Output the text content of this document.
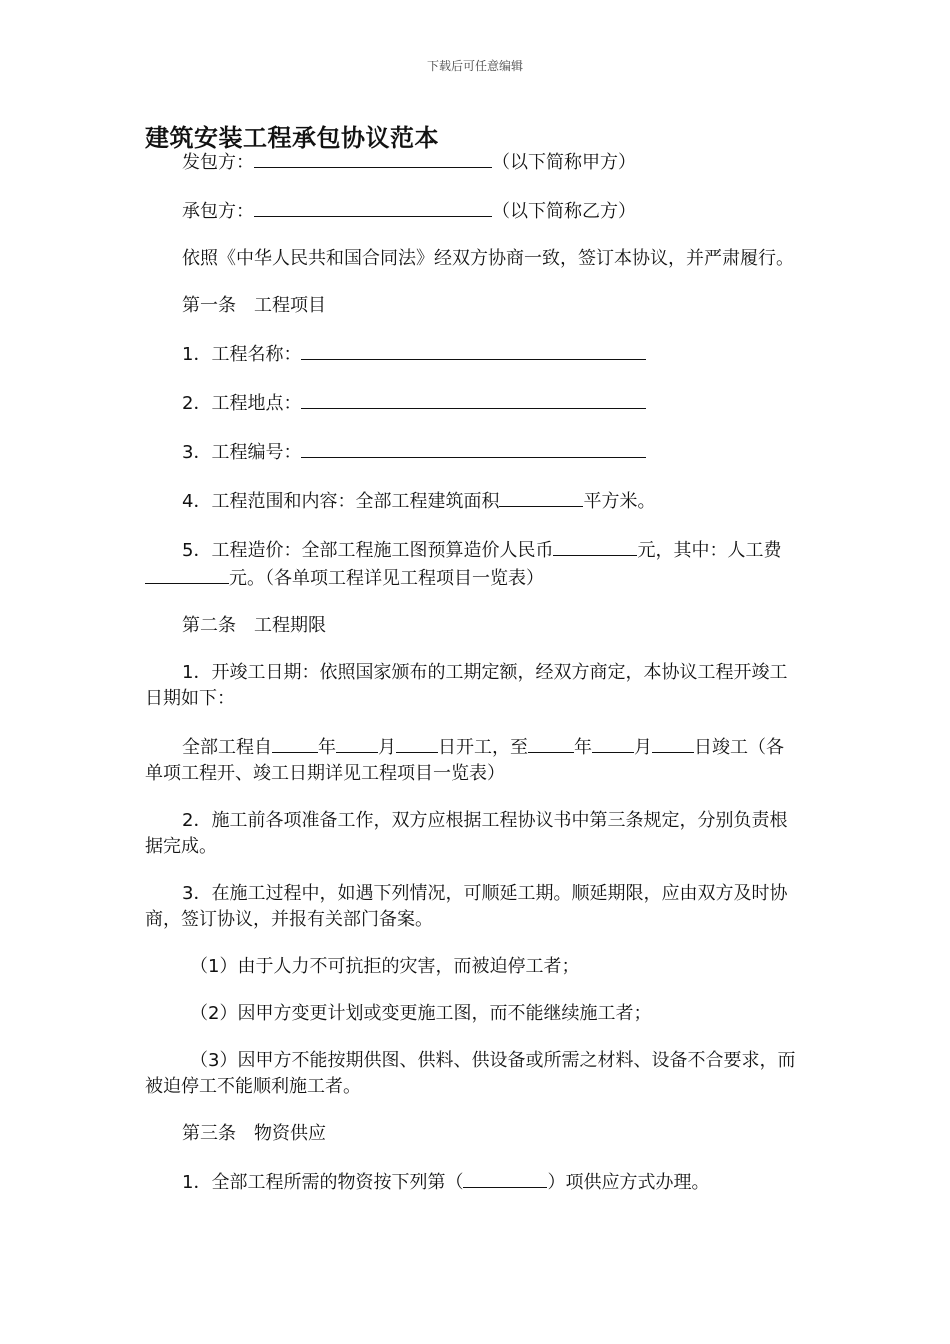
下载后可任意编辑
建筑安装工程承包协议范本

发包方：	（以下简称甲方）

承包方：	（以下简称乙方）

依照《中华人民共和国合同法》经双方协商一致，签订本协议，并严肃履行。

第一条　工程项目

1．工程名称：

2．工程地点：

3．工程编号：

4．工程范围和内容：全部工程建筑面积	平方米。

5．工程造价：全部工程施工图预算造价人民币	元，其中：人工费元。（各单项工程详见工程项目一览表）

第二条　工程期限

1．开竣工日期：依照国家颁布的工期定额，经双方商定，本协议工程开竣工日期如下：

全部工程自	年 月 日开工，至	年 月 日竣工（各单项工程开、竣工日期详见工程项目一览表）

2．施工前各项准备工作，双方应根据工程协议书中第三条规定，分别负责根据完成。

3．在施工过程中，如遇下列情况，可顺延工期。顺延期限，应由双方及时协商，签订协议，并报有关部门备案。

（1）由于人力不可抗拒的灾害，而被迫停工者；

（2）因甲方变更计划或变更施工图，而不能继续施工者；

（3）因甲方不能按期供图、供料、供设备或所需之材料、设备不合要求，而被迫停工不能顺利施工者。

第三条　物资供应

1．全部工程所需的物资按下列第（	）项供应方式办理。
--
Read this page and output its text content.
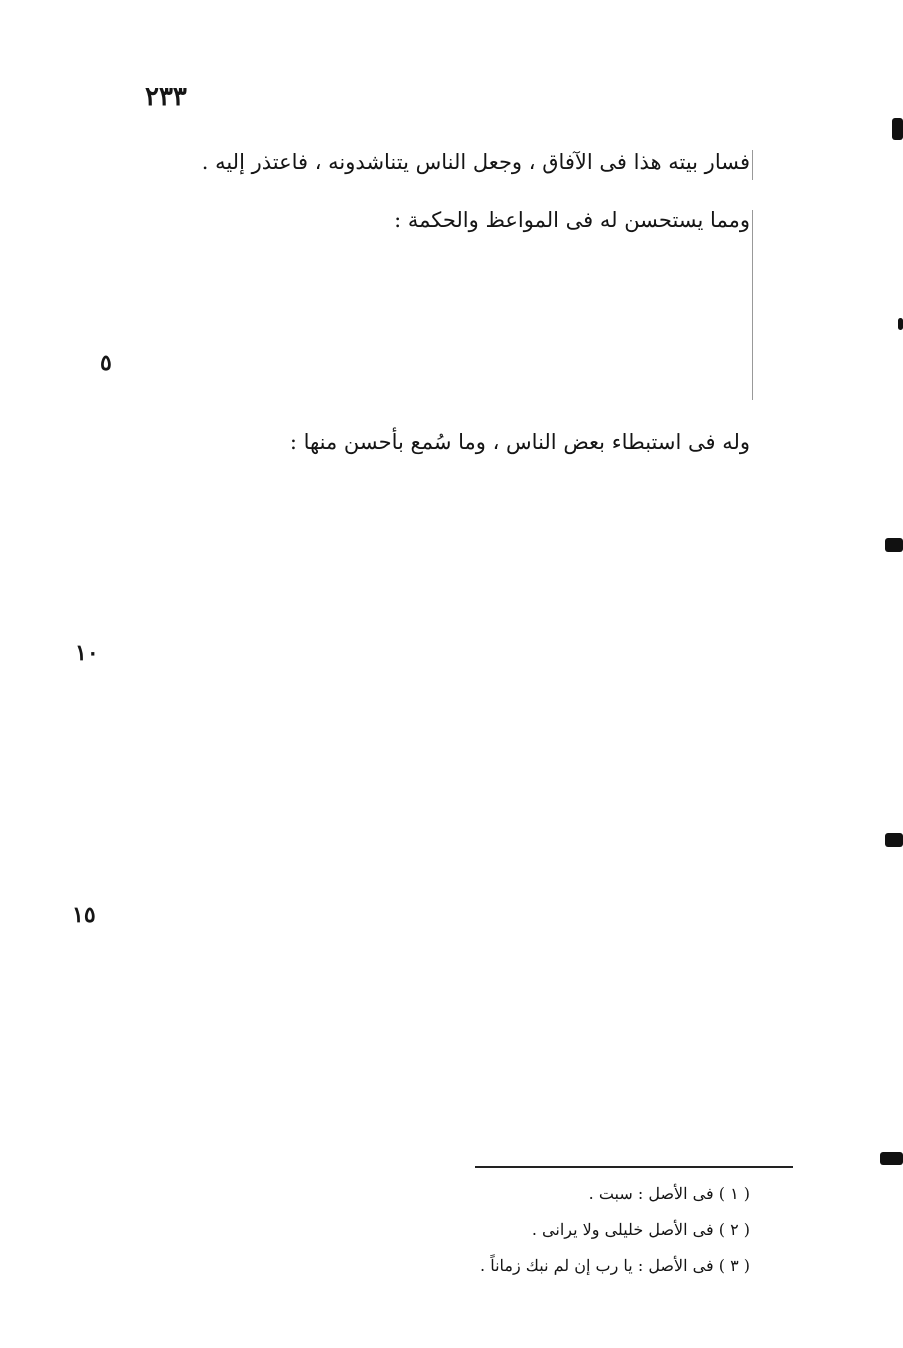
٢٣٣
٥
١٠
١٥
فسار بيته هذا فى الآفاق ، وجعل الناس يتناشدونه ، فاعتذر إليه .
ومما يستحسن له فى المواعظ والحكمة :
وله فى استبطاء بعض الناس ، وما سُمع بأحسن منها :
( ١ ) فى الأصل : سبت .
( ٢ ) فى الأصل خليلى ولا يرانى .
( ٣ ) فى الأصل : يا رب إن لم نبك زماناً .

Short problem :: Copy every line in the records above that contains the word "الأصل".

Result of this task ::
( ١ ) فى الأصل : سبت .
( ٢ ) فى الأصل خليلى ولا يرانى .
( ٣ ) فى الأصل : يا رب إن لم نبك زماناً .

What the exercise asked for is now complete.